WRITTEN EXERCISE:
Where a line in the listing contains the string "this", copy that line out.

Items from a figure collection:
>> begin

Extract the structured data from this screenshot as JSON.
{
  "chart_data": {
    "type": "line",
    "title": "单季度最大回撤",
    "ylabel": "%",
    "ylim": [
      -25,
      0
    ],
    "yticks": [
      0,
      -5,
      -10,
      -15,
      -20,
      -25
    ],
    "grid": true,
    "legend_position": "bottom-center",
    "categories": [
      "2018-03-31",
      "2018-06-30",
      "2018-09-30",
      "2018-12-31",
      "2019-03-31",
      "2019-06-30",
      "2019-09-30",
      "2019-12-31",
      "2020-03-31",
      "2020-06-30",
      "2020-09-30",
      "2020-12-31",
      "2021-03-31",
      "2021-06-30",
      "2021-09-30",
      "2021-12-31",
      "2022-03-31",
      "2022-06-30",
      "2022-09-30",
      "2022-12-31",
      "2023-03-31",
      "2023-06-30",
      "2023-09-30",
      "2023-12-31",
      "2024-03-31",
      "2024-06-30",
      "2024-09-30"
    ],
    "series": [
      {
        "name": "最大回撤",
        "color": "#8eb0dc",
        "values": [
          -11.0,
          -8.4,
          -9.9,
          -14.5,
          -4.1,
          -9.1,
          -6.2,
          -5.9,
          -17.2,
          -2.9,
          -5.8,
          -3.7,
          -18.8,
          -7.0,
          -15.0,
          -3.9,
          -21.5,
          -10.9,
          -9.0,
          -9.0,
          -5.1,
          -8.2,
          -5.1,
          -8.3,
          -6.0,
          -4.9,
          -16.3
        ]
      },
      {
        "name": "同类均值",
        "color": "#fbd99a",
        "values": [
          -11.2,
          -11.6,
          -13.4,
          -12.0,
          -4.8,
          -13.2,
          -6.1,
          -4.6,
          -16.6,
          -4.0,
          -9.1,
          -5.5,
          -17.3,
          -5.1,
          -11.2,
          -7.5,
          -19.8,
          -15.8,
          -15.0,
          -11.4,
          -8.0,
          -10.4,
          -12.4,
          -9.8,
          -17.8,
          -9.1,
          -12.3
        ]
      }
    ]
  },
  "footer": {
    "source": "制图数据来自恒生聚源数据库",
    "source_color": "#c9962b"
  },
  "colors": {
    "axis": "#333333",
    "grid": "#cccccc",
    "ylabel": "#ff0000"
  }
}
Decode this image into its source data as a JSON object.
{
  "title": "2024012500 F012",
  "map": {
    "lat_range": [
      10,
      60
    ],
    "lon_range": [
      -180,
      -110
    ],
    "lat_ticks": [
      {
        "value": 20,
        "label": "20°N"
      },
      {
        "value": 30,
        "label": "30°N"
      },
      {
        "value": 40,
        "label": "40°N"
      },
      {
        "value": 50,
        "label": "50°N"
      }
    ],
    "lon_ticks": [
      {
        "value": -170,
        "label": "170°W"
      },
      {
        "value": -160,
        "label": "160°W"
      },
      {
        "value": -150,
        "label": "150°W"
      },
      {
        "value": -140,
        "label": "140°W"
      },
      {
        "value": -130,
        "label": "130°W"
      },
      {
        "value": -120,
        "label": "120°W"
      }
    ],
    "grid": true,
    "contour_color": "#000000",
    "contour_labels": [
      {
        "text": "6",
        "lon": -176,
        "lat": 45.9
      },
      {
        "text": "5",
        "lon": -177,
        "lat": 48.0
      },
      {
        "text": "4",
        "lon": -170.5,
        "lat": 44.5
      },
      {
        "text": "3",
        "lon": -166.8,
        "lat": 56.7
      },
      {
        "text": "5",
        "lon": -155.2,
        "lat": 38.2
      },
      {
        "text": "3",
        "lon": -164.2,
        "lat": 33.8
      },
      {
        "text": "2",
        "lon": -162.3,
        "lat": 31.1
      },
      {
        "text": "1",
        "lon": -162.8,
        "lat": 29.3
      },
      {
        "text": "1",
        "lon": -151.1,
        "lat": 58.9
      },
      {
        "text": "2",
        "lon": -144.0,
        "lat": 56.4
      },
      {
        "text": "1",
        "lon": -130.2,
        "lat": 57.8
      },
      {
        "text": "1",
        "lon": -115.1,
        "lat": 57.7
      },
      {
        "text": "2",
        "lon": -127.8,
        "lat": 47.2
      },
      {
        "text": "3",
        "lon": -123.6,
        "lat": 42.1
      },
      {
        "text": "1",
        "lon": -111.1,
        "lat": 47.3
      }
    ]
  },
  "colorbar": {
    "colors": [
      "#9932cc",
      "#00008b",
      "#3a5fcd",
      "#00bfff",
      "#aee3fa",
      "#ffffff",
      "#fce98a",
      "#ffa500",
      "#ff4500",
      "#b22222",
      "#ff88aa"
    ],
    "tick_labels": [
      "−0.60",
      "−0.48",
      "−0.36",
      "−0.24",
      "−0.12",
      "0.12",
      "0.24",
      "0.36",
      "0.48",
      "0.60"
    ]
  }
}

>> end

TASK ANSWER:
Extract the structured data from this screenshot as JSON.
Decode this image into its source data as a JSON object.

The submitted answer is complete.